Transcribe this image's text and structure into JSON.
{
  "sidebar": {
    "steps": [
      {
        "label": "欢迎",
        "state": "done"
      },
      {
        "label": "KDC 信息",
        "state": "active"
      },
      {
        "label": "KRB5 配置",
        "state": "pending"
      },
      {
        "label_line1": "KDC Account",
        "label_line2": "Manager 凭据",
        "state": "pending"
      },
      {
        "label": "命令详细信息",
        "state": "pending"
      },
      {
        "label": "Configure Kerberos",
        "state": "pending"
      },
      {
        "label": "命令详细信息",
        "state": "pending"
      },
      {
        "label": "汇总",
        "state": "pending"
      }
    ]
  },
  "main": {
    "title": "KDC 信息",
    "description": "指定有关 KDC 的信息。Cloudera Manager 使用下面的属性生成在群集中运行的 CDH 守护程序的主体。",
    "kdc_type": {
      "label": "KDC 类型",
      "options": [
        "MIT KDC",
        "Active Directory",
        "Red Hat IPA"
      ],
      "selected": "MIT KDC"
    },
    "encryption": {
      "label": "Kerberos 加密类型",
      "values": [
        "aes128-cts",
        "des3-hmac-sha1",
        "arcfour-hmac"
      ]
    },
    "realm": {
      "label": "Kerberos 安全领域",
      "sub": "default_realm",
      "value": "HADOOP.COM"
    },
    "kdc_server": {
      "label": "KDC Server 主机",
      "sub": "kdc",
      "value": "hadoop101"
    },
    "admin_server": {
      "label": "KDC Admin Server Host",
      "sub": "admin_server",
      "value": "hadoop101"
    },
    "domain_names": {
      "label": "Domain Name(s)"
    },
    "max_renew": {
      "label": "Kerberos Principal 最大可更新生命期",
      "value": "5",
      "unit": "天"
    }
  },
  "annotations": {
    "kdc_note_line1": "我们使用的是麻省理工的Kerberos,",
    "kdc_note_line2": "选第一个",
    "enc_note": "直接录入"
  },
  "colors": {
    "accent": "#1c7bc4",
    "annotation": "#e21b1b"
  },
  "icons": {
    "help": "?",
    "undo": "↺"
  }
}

*Stated exercise*:
Please reproduce every line of the material word for word.

*Answer for the task*:
Transcribe this image's text and structure into JSON.
{
  "sidebar": {
    "steps": [
      {
        "label": "欢迎",
        "state": "done"
      },
      {
        "label": "KDC 信息",
        "state": "active"
      },
      {
        "label": "KRB5 配置",
        "state": "pending"
      },
      {
        "label_line1": "KDC Account",
        "label_line2": "Manager 凭据",
        "state": "pending"
      },
      {
        "label": "命令详细信息",
        "state": "pending"
      },
      {
        "label": "Configure Kerberos",
        "state": "pending"
      },
      {
        "label": "命令详细信息",
        "state": "pending"
      },
      {
        "label": "汇总",
        "state": "pending"
      }
    ]
  },
  "main": {
    "title": "KDC 信息",
    "description": "指定有关 KDC 的信息。Cloudera Manager 使用下面的属性生成在群集中运行的 CDH 守护程序的主体。",
    "kdc_type": {
      "label": "KDC 类型",
      "options": [
        "MIT KDC",
        "Active Directory",
        "Red Hat IPA"
      ],
      "selected": "MIT KDC"
    },
    "encryption": {
      "label": "Kerberos 加密类型",
      "values": [
        "aes128-cts",
        "des3-hmac-sha1",
        "arcfour-hmac"
      ]
    },
    "realm": {
      "label": "Kerberos 安全领域",
      "sub": "default_realm",
      "value": "HADOOP.COM"
    },
    "kdc_server": {
      "label": "KDC Server 主机",
      "sub": "kdc",
      "value": "hadoop101"
    },
    "admin_server": {
      "label": "KDC Admin Server Host",
      "sub": "admin_server",
      "value": "hadoop101"
    },
    "domain_names": {
      "label": "Domain Name(s)"
    },
    "max_renew": {
      "label": "Kerberos Principal 最大可更新生命期",
      "value": "5",
      "unit": "天"
    }
  },
  "annotations": {
    "kdc_note_line1": "我们使用的是麻省理工的Kerberos,",
    "kdc_note_line2": "选第一个",
    "enc_note": "直接录入"
  },
  "colors": {
    "accent": "#1c7bc4",
    "annotation": "#e21b1b"
  },
  "icons": {
    "help": "?",
    "undo": "↺"
  }
}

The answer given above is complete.